Start of SOURCE MATERIAL
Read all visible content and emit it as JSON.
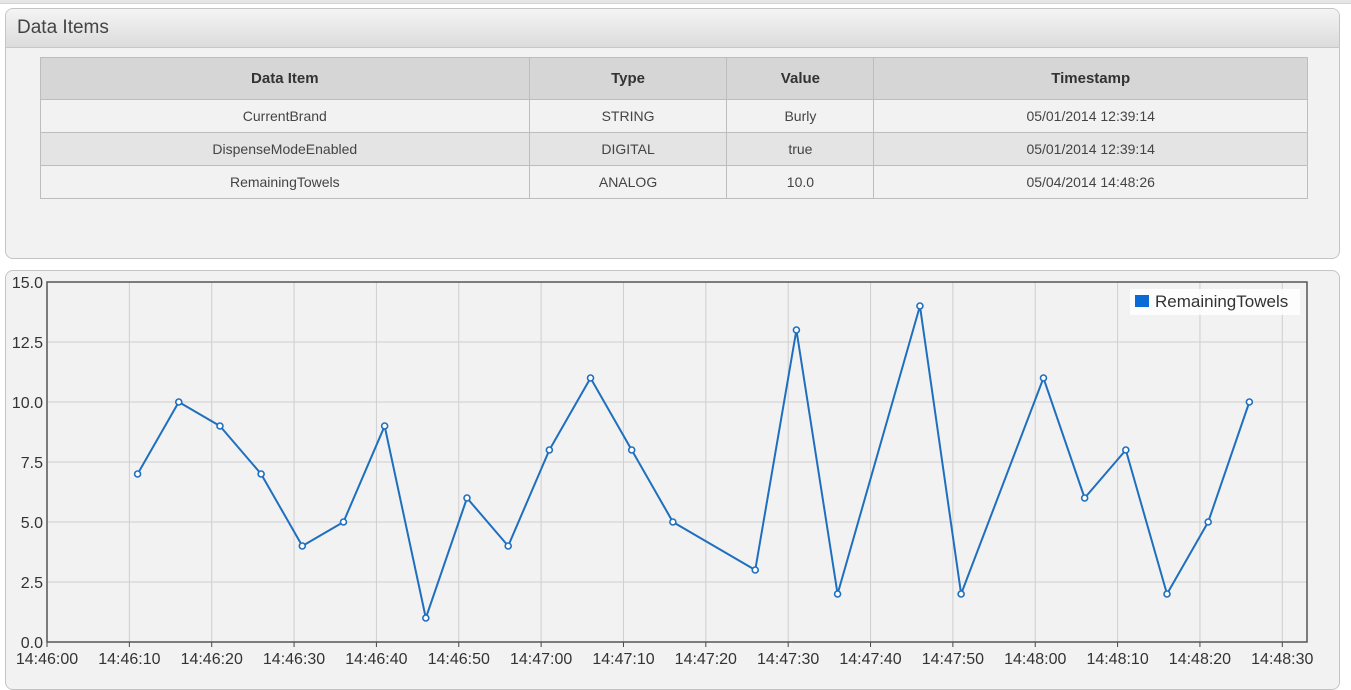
{
  "panel": {
    "title": "Data Items"
  },
  "table": {
    "headers": [
      "Data Item",
      "Type",
      "Value",
      "Timestamp"
    ],
    "rows": [
      [
        "CurrentBrand",
        "STRING",
        "Burly",
        "05/01/2014 12:39:14"
      ],
      [
        "DispenseModeEnabled",
        "DIGITAL",
        "true",
        "05/01/2014 12:39:14"
      ],
      [
        "RemainingTowels",
        "ANALOG",
        "10.0",
        "05/04/2014 14:48:26"
      ]
    ]
  },
  "colors": {
    "series": "#1f6fbf",
    "accent": "#0a6ad6"
  },
  "chart_data": {
    "type": "line",
    "series": [
      {
        "name": "RemainingTowels",
        "x": [
          "14:46:11",
          "14:46:16",
          "14:46:21",
          "14:46:26",
          "14:46:31",
          "14:46:36",
          "14:46:41",
          "14:46:46",
          "14:46:51",
          "14:46:56",
          "14:47:01",
          "14:47:06",
          "14:47:11",
          "14:47:16",
          "14:47:26",
          "14:47:31",
          "14:47:36",
          "14:47:46",
          "14:47:51",
          "14:48:01",
          "14:48:06",
          "14:48:11",
          "14:48:16",
          "14:48:21",
          "14:48:26"
        ],
        "values": [
          7,
          10,
          9,
          7,
          4,
          5,
          9,
          1,
          6,
          4,
          8,
          11,
          8,
          5,
          3,
          13,
          2,
          14,
          2,
          11,
          6,
          8,
          2,
          5,
          10
        ]
      }
    ],
    "xticks": [
      "14:46:00",
      "14:46:10",
      "14:46:20",
      "14:46:30",
      "14:46:40",
      "14:46:50",
      "14:47:00",
      "14:47:10",
      "14:47:20",
      "14:47:30",
      "14:47:40",
      "14:47:50",
      "14:48:00",
      "14:48:10",
      "14:48:20",
      "14:48:30"
    ],
    "yticks": [
      "0.0",
      "2.5",
      "5.0",
      "7.5",
      "10.0",
      "12.5",
      "15.0"
    ],
    "ylim": [
      0,
      15
    ],
    "xlim": [
      "14:46:00",
      "14:48:33"
    ],
    "grid": true,
    "legend": "top-right"
  }
}
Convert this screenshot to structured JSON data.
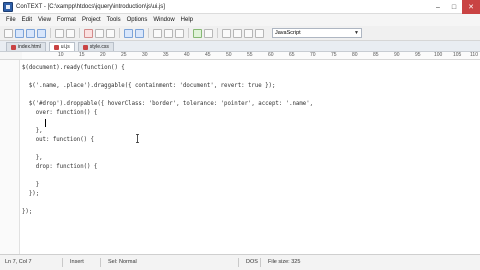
{
  "window": {
    "title": "ConTEXT - [C:\\xampp\\htdocs\\jquery\\introduction\\js\\ui.js]",
    "minimize": "–",
    "maximize": "□",
    "close": "✕"
  },
  "menu": [
    "File",
    "Edit",
    "View",
    "Format",
    "Project",
    "Tools",
    "Options",
    "Window",
    "Help"
  ],
  "toolbar": {
    "language": "JavaScript"
  },
  "tabs": [
    {
      "label": "index.html"
    },
    {
      "label": "ui.js"
    },
    {
      "label": "style.css"
    }
  ],
  "ruler": [
    "10",
    "15",
    "20",
    "25",
    "30",
    "35",
    "40",
    "45",
    "50",
    "55",
    "60",
    "65",
    "70",
    "75",
    "80",
    "85",
    "90",
    "95",
    "100",
    "105",
    "110"
  ],
  "code": [
    "$(document).ready(function() {",
    "",
    "  $('.name, .place').draggable({ containment: 'document', revert: true });",
    "",
    "  $('#drop').droppable({ hoverClass: 'border', tolerance: 'pointer', accept: '.name',",
    "    over: function() {",
    "",
    "    },",
    "    out: function() {",
    "",
    "    },",
    "    drop: function() {",
    "",
    "    }",
    "  });",
    "",
    "});"
  ],
  "status": {
    "position": "Ln 7, Col 7",
    "mode": "Insert",
    "selection": "Sel: Normal",
    "format": "DOS",
    "filesize": "File size: 325"
  }
}
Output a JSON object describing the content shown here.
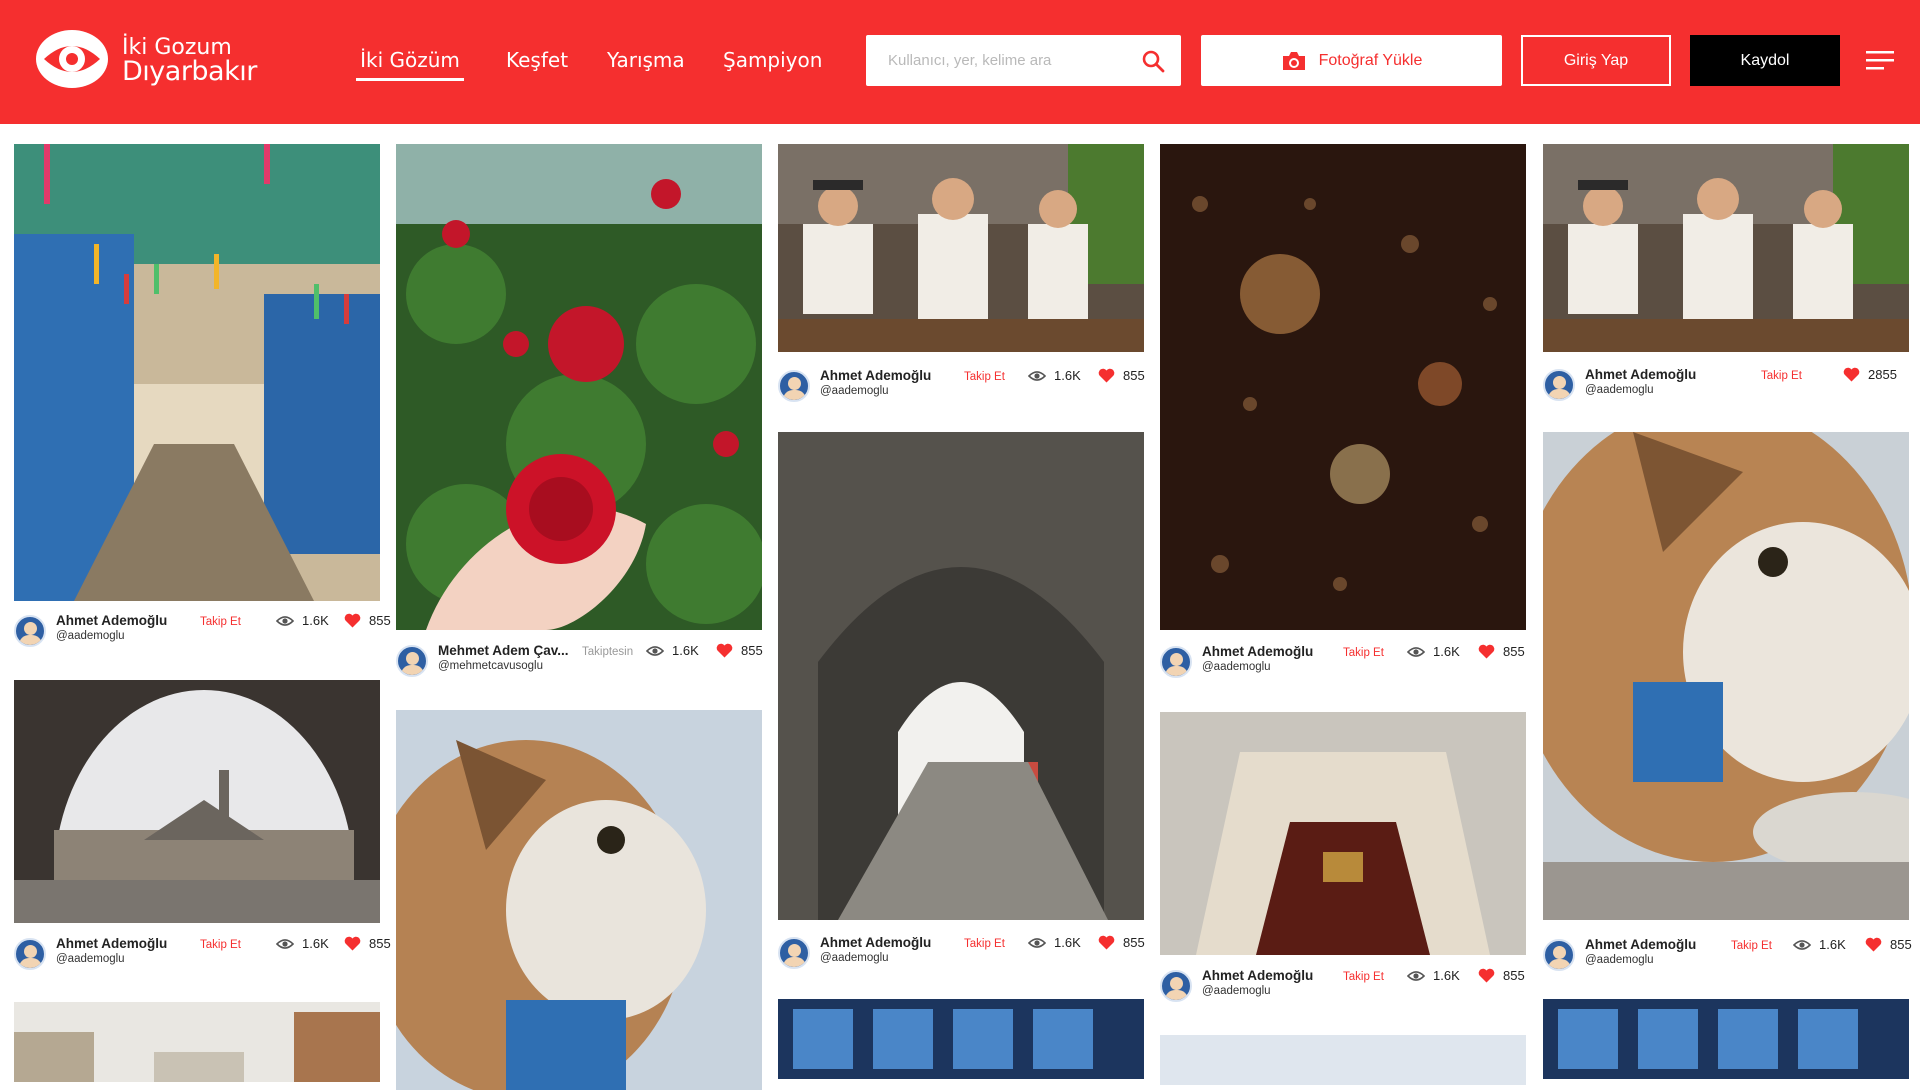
End of SOURCE MATERIAL
- **WHAT IS REQUIRED**:
The data should be printed again unchanged; leave its pictures out.

- **IN RESPONSE**:
Read all visible content and emit it as JSON.
{
  "panel": {
    "title": "Data Items"
  },
  "table": {
    "headers": [
      "Data Item",
      "Type",
      "Value",
      "Timestamp"
    ],
    "rows": [
      [
        "CurrentBrand",
        "STRING",
        "Burly",
        "05/01/2014 12:39:14"
      ],
      [
        "DispenseModeEnabled",
        "DIGITAL",
        "true",
        "05/01/2014 12:39:14"
      ],
      [
        "RemainingTowels",
        "ANALOG",
        "10.0",
        "05/04/2014 14:48:26"
      ]
    ]
  },
  "colors": {
    "series": "#1f6fbf",
    "accent": "#0a6ad6"
  },
  "chart_data": {
    "type": "line",
    "series": [
      {
        "name": "RemainingTowels",
        "x": [
          "14:46:11",
          "14:46:16",
          "14:46:21",
          "14:46:26",
          "14:46:31",
          "14:46:36",
          "14:46:41",
          "14:46:46",
          "14:46:51",
          "14:46:56",
          "14:47:01",
          "14:47:06",
          "14:47:11",
          "14:47:16",
          "14:47:26",
          "14:47:31",
          "14:47:36",
          "14:47:46",
          "14:47:51",
          "14:48:01",
          "14:48:06",
          "14:48:11",
          "14:48:16",
          "14:48:21",
          "14:48:26"
        ],
        "values": [
          7,
          10,
          9,
          7,
          4,
          5,
          9,
          1,
          6,
          4,
          8,
          11,
          8,
          5,
          3,
          13,
          2,
          14,
          2,
          11,
          6,
          8,
          2,
          5,
          10
        ]
      }
    ],
    "xticks": [
      "14:46:00",
      "14:46:10",
      "14:46:20",
      "14:46:30",
      "14:46:40",
      "14:46:50",
      "14:47:00",
      "14:47:10",
      "14:47:20",
      "14:47:30",
      "14:47:40",
      "14:47:50",
      "14:48:00",
      "14:48:10",
      "14:48:20",
      "14:48:30"
    ],
    "yticks": [
      "0.0",
      "2.5",
      "5.0",
      "7.5",
      "10.0",
      "12.5",
      "15.0"
    ],
    "ylim": [
      0,
      15
    ],
    "xlim": [
      "14:46:00",
      "14:48:33"
    ],
    "grid": true,
    "legend": "top-right"
  }
}
Convert this screenshot to structured JSON data.
{
  "window": {
    "title": "ConTEXT - [C:\\xampp\\htdocs\\jquery\\introduction\\js\\ui.js]",
    "minimize": "–",
    "maximize": "□",
    "close": "✕"
  },
  "menu": [
    "File",
    "Edit",
    "View",
    "Format",
    "Project",
    "Tools",
    "Options",
    "Window",
    "Help"
  ],
  "toolbar": {
    "language": "JavaScript"
  },
  "tabs": [
    {
      "label": "index.html"
    },
    {
      "label": "ui.js"
    },
    {
      "label": "style.css"
    }
  ],
  "ruler": [
    "10",
    "15",
    "20",
    "25",
    "30",
    "35",
    "40",
    "45",
    "50",
    "55",
    "60",
    "65",
    "70",
    "75",
    "80",
    "85",
    "90",
    "95",
    "100",
    "105",
    "110"
  ],
  "code": [
    "$(document).ready(function() {",
    "",
    "  $('.name, .place').draggable({ containment: 'document', revert: true });",
    "",
    "  $('#drop').droppable({ hoverClass: 'border', tolerance: 'pointer', accept: '.name',",
    "    over: function() {",
    "",
    "    },",
    "    out: function() {",
    "",
    "    },",
    "    drop: function() {",
    "",
    "    }",
    "  });",
    "",
    "});"
  ],
  "status": {
    "position": "Ln 7, Col 7",
    "mode": "Insert",
    "selection": "Sel: Normal",
    "format": "DOS",
    "filesize": "File size: 325"
  }
}
Output a JSON object describing the content shown here.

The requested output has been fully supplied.